Data excerpts:
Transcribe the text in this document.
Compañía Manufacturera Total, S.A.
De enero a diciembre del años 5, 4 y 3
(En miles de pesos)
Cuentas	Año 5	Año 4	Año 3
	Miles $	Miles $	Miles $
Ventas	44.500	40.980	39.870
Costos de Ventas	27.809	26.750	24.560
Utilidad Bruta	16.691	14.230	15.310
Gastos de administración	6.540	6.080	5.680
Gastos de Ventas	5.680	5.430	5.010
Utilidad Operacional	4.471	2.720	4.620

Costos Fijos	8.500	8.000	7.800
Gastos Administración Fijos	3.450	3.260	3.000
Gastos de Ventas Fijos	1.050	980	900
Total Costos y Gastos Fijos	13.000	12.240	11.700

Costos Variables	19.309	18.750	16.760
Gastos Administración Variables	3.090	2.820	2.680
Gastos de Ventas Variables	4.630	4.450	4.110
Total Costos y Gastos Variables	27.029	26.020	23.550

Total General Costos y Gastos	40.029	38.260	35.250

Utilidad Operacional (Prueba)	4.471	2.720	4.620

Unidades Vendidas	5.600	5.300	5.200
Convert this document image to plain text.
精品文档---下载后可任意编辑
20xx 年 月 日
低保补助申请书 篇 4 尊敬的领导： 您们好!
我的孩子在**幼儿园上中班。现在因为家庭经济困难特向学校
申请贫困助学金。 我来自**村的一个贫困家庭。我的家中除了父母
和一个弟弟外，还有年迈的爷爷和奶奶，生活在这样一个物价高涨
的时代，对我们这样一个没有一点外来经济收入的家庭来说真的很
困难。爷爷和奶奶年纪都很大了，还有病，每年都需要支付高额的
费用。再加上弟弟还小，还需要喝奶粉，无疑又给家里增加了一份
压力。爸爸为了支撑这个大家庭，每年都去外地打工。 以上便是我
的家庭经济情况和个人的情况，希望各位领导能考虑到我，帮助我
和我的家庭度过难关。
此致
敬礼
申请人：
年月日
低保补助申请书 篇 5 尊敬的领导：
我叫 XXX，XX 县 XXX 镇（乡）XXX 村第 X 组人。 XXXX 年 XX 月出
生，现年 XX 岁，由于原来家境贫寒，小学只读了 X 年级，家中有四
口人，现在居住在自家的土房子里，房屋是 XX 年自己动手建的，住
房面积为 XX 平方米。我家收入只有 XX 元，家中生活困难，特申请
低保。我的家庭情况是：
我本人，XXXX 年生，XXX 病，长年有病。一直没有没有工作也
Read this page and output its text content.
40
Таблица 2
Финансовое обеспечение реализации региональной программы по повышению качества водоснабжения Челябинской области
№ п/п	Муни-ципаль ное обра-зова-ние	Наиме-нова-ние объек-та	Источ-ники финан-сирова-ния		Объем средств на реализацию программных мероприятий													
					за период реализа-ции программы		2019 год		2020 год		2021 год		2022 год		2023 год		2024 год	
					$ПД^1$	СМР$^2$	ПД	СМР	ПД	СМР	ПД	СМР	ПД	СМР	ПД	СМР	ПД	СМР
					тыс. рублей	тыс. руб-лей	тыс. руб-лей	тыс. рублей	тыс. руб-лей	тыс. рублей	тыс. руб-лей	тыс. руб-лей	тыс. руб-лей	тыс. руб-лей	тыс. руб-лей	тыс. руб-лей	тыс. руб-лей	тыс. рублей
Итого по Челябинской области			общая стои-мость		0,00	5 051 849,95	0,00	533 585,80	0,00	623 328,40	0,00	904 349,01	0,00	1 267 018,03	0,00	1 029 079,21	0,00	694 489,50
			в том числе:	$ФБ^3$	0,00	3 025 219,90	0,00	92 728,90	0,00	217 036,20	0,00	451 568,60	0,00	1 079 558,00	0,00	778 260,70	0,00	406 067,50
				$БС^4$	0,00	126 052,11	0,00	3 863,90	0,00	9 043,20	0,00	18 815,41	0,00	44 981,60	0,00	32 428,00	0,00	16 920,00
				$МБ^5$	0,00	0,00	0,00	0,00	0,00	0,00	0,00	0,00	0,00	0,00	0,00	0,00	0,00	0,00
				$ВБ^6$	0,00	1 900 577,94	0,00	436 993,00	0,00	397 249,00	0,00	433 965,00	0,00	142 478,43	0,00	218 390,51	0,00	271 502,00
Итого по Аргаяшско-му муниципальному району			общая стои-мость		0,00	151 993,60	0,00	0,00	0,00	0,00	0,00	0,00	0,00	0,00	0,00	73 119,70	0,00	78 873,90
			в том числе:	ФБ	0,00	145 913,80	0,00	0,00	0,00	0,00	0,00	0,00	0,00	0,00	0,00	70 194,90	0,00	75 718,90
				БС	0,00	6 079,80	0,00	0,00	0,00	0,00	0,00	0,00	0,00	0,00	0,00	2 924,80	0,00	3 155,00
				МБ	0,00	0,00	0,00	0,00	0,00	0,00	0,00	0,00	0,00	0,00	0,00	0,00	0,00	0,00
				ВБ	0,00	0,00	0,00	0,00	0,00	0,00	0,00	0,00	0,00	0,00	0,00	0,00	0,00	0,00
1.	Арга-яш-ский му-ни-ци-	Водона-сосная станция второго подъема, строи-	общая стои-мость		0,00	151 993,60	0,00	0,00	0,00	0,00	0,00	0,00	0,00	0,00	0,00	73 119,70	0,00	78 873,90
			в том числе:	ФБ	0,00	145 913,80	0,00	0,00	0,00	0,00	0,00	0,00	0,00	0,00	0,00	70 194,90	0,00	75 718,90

WORK TO DO —
What do the records say? Quote them all exactly.

ANSWER FOR THE TASK —
Transcribe the text in this document.
Compañía Manufacturera Total, S.A.
De enero a diciembre del años 5, 4 y 3
(En miles de pesos)
Cuentas	Año 5	Año 4	Año 3
	Miles $	Miles $	Miles $
Ventas	44.500	40.980	39.870
Costos de Ventas	27.809	26.750	24.560
Utilidad Bruta	16.691	14.230	15.310
Gastos de administración	6.540	6.080	5.680
Gastos de Ventas	5.680	5.430	5.010
Utilidad Operacional	4.471	2.720	4.620

Costos Fijos	8.500	8.000	7.800
Gastos Administración Fijos	3.450	3.260	3.000
Gastos de Ventas Fijos	1.050	980	900
Total Costos y Gastos Fijos	13.000	12.240	11.700

Costos Variables	19.309	18.750	16.760
Gastos Administración Variables	3.090	2.820	2.680
Gastos de Ventas Variables	4.630	4.450	4.110
Total Costos y Gastos Variables	27.029	26.020	23.550

Total General Costos y Gastos	40.029	38.260	35.250

Utilidad Operacional (Prueba)	4.471	2.720	4.620

Unidades Vendidas	5.600	5.300	5.200
Convert this document image to plain text.
精品文档---下载后可任意编辑
20xx 年 月 日
低保补助申请书 篇 4 尊敬的领导： 您们好!
我的孩子在**幼儿园上中班。现在因为家庭经济困难特向学校
申请贫困助学金。 我来自**村的一个贫困家庭。我的家中除了父母
和一个弟弟外，还有年迈的爷爷和奶奶，生活在这样一个物价高涨
的时代，对我们这样一个没有一点外来经济收入的家庭来说真的很
困难。爷爷和奶奶年纪都很大了，还有病，每年都需要支付高额的
费用。再加上弟弟还小，还需要喝奶粉，无疑又给家里增加了一份
压力。爸爸为了支撑这个大家庭，每年都去外地打工。 以上便是我
的家庭经济情况和个人的情况，希望各位领导能考虑到我，帮助我
和我的家庭度过难关。
此致
敬礼
申请人：
年月日
低保补助申请书 篇 5 尊敬的领导：
我叫 XXX，XX 县 XXX 镇（乡）XXX 村第 X 组人。 XXXX 年 XX 月出
生，现年 XX 岁，由于原来家境贫寒，小学只读了 X 年级，家中有四
口人，现在居住在自家的土房子里，房屋是 XX 年自己动手建的，住
房面积为 XX 平方米。我家收入只有 XX 元，家中生活困难，特申请
低保。我的家庭情况是：
我本人，XXXX 年生，XXX 病，长年有病。一直没有没有工作也
Read this page and output its text content.
40
Таблица 2
Финансовое обеспечение реализации региональной программы по повышению качества водоснабжения Челябинской области
№ п/п	Муни-ципаль ное обра-зова-ние	Наиме-нова-ние объек-та	Источ-ники финан-сирова-ния		Объем средств на реализацию программных мероприятий													
					за период реализа-ции программы		2019 год		2020 год		2021 год		2022 год		2023 год		2024 год	
					$ПД^1$	СМР$^2$	ПД	СМР	ПД	СМР	ПД	СМР	ПД	СМР	ПД	СМР	ПД	СМР
					тыс. рублей	тыс. руб-лей	тыс. руб-лей	тыс. рублей	тыс. руб-лей	тыс. рублей	тыс. руб-лей	тыс. руб-лей	тыс. руб-лей	тыс. руб-лей	тыс. руб-лей	тыс. руб-лей	тыс. руб-лей	тыс. рублей
Итого по Челябинской области			общая стои-мость		0,00	5 051 849,95	0,00	533 585,80	0,00	623 328,40	0,00	904 349,01	0,00	1 267 018,03	0,00	1 029 079,21	0,00	694 489,50
			в том числе:	$ФБ^3$	0,00	3 025 219,90	0,00	92 728,90	0,00	217 036,20	0,00	451 568,60	0,00	1 079 558,00	0,00	778 260,70	0,00	406 067,50
				$БС^4$	0,00	126 052,11	0,00	3 863,90	0,00	9 043,20	0,00	18 815,41	0,00	44 981,60	0,00	32 428,00	0,00	16 920,00
				$МБ^5$	0,00	0,00	0,00	0,00	0,00	0,00	0,00	0,00	0,00	0,00	0,00	0,00	0,00	0,00
				$ВБ^6$	0,00	1 900 577,94	0,00	436 993,00	0,00	397 249,00	0,00	433 965,00	0,00	142 478,43	0,00	218 390,51	0,00	271 502,00
Итого по Аргаяшско-му муниципальному району			общая стои-мость		0,00	151 993,60	0,00	0,00	0,00	0,00	0,00	0,00	0,00	0,00	0,00	73 119,70	0,00	78 873,90
			в том числе:	ФБ	0,00	145 913,80	0,00	0,00	0,00	0,00	0,00	0,00	0,00	0,00	0,00	70 194,90	0,00	75 718,90
				БС	0,00	6 079,80	0,00	0,00	0,00	0,00	0,00	0,00	0,00	0,00	0,00	2 924,80	0,00	3 155,00
				МБ	0,00	0,00	0,00	0,00	0,00	0,00	0,00	0,00	0,00	0,00	0,00	0,00	0,00	0,00
				ВБ	0,00	0,00	0,00	0,00	0,00	0,00	0,00	0,00	0,00	0,00	0,00	0,00	0,00	0,00
1.	Арга-яш-ский му-ни-ци-	Водона-сосная станция второго подъема, строи-	общая стои-мость		0,00	151 993,60	0,00	0,00	0,00	0,00	0,00	0,00	0,00	0,00	0,00	73 119,70	0,00	78 873,90
			в том числе:	ФБ	0,00	145 913,80	0,00	0,00	0,00	0,00	0,00	0,00	0,00	0,00	0,00	70 194,90	0,00	75 718,90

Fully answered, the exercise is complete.